Working data:
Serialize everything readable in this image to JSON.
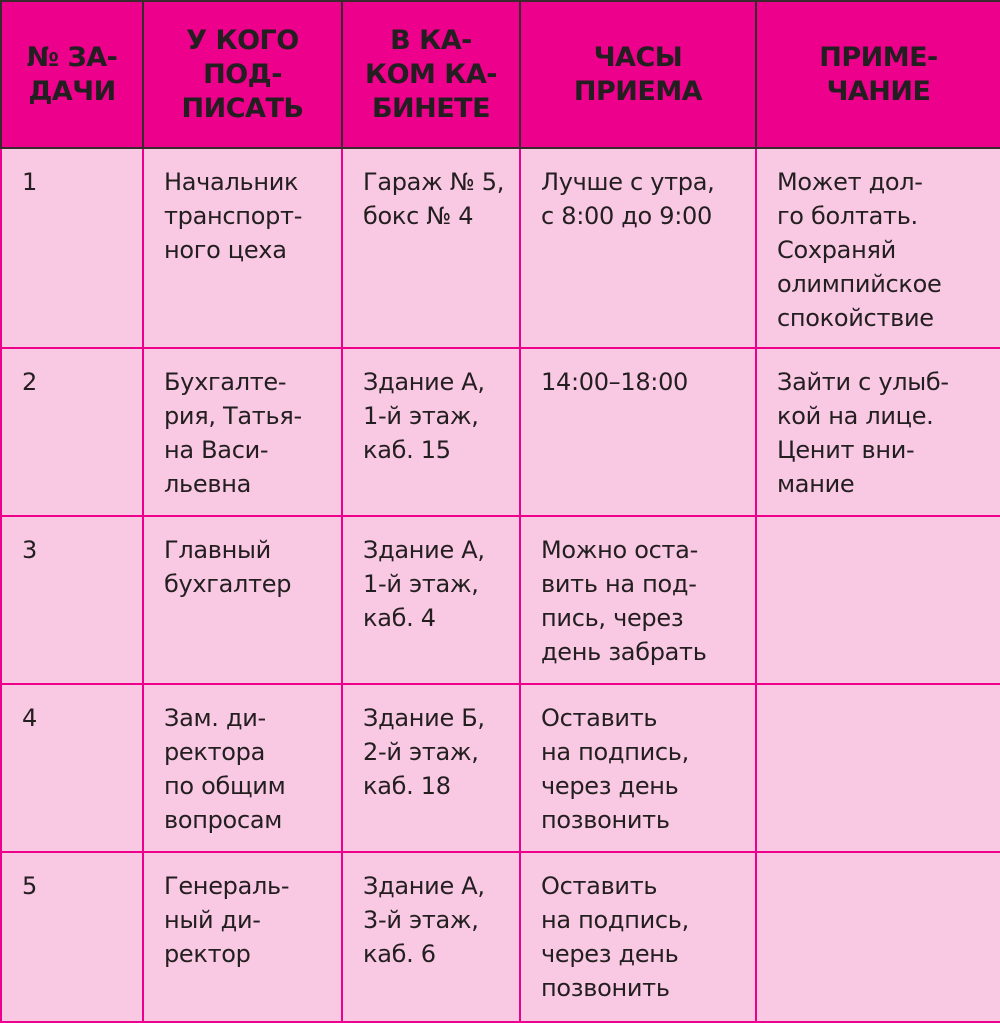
{
  "headers": [
    "№ ЗА-\nДАЧИ",
    "У КОГО\nПОД-\nПИСАТЬ",
    "В КА-\nКОМ КА-\nБИНЕТЕ",
    "ЧАСЫ\nПРИЕМА",
    "ПРИМЕ-\nЧАНИЕ"
  ],
  "rows": [
    [
      "1",
      "Начальник\nтранспорт-\nного цеха",
      "Гараж № 5,\nбокс № 4",
      "Лучше с утра,\nс 8:00 до 9:00",
      "Может дол-\nго болтать.\nСохраняй\nолимпийское\nспокойствие"
    ],
    [
      "2",
      "Бухгалте-\nрия, Татья-\nна Васи-\nльевна",
      "Здание А,\n1-й этаж,\nкаб. 15",
      "14:00–18:00",
      "Зайти с улыб-\nкой на лице.\nЦенит вни-\nмание"
    ],
    [
      "3",
      "Главный\nбухгалтер",
      "Здание А,\n1-й этаж,\nкаб. 4",
      "Можно оста-\nвить на под-\nпись, через\nдень забрать",
      ""
    ],
    [
      "4",
      "Зам. ди-\nректора\nпо общим\nвопросам",
      "Здание Б,\n2-й этаж,\nкаб. 18",
      "Оставить\nна подпись,\nчерез день\nпозвонить",
      ""
    ],
    [
      "5",
      "Генераль-\nный ди-\nректор",
      "Здание А,\n3-й этаж,\nкаб. 6",
      "Оставить\nна подпись,\nчерез день\nпозвонить",
      ""
    ]
  ],
  "colors": {
    "header_bg": "#ec008c",
    "body_bg": "#f9c8e3",
    "text": "#231f20"
  }
}
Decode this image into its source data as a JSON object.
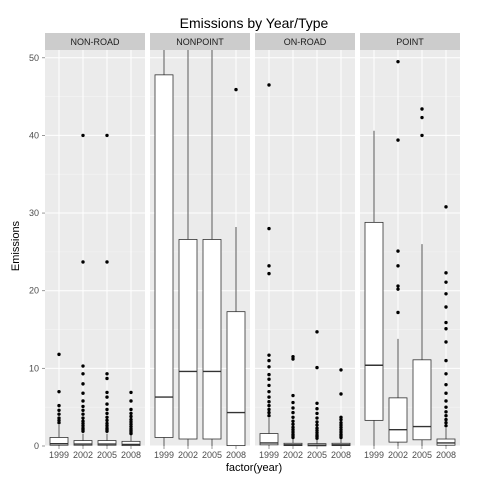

Directions for this task: Pictures excluded, quote all the data above exactly.

Correct result:
Serialize everything readable in this image to JSON.
{
  "headers": [
    "№ ЗА-\nДАЧИ",
    "У КОГО\nПОД-\nПИСАТЬ",
    "В КА-\nКОМ КА-\nБИНЕТЕ",
    "ЧАСЫ\nПРИЕМА",
    "ПРИМЕ-\nЧАНИЕ"
  ],
  "rows": [
    [
      "1",
      "Начальник\nтранспорт-\nного цеха",
      "Гараж № 5,\nбокс № 4",
      "Лучше с утра,\nс 8:00 до 9:00",
      "Может дол-\nго болтать.\nСохраняй\nолимпийское\nспокойствие"
    ],
    [
      "2",
      "Бухгалте-\nрия, Татья-\nна Васи-\nльевна",
      "Здание А,\n1-й этаж,\nкаб. 15",
      "14:00–18:00",
      "Зайти с улыб-\nкой на лице.\nЦенит вни-\nмание"
    ],
    [
      "3",
      "Главный\nбухгалтер",
      "Здание А,\n1-й этаж,\nкаб. 4",
      "Можно оста-\nвить на под-\nпись, через\nдень забрать",
      ""
    ],
    [
      "4",
      "Зам. ди-\nректора\nпо общим\nвопросам",
      "Здание Б,\n2-й этаж,\nкаб. 18",
      "Оставить\nна подпись,\nчерез день\nпозвонить",
      ""
    ],
    [
      "5",
      "Генераль-\nный ди-\nректор",
      "Здание А,\n3-й этаж,\nкаб. 6",
      "Оставить\nна подпись,\nчерез день\nпозвонить",
      ""
    ]
  ],
  "colors": {
    "header_bg": "#ec008c",
    "body_bg": "#f9c8e3",
    "text": "#231f20"
  }
}
Decode this image into its source data as a JSON object.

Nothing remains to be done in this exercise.